*Written exercise*: All lines featuring the string "legend" are to be listed.

Records from a data source:
┄┄┄┄┄┄┄┄┄┄

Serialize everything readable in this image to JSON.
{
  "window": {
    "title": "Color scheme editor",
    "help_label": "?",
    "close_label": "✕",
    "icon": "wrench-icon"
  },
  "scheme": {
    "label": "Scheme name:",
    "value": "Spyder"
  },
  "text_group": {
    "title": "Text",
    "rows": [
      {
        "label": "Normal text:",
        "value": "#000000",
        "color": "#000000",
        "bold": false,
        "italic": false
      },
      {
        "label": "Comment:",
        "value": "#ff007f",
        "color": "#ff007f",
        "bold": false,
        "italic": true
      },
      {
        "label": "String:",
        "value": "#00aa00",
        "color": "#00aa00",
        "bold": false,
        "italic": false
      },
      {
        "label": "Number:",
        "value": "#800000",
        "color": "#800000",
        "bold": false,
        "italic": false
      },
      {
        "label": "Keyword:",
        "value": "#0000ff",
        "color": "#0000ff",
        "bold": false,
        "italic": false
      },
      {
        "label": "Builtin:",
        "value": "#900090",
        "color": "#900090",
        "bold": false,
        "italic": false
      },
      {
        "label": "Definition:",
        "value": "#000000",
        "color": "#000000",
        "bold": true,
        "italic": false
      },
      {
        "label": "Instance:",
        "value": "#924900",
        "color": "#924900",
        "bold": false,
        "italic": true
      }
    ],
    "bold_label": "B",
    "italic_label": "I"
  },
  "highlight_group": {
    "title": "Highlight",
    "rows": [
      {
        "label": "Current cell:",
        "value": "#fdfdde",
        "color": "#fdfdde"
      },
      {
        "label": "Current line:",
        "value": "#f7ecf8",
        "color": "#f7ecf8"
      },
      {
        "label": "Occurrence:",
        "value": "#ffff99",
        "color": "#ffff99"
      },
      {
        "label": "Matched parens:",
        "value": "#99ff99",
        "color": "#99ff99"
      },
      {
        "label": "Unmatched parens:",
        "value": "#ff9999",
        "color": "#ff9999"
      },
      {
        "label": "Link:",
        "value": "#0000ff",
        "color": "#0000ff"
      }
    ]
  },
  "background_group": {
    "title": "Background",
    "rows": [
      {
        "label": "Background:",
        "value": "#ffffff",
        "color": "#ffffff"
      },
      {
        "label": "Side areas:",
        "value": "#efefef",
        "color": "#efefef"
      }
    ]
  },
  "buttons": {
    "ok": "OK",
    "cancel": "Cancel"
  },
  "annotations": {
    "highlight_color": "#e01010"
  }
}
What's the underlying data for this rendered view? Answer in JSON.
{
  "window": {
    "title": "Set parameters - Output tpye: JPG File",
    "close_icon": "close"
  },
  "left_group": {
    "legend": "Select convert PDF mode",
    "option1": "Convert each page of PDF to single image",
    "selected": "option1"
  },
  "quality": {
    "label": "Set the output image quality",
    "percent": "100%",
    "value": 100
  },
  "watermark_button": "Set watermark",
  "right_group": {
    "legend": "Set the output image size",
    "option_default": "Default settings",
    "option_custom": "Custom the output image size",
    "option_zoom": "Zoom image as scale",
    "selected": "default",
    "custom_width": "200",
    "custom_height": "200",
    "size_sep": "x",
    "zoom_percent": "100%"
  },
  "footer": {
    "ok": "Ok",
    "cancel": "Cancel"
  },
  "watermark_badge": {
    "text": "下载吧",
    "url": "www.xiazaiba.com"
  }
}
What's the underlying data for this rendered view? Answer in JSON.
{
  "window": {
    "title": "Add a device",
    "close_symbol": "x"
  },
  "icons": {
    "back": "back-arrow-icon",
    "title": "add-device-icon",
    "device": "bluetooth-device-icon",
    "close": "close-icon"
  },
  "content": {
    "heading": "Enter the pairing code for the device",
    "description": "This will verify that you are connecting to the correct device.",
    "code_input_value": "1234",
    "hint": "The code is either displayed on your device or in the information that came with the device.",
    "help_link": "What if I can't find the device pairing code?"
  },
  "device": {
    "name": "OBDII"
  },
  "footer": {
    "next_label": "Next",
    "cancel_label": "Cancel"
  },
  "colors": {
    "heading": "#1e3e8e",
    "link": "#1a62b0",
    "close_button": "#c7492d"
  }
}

┄┄┄┄┄┄┄┄┄┄

*Exercise output*:
    "legend": "Select convert PDF mode",
    "legend": "Set the output image size",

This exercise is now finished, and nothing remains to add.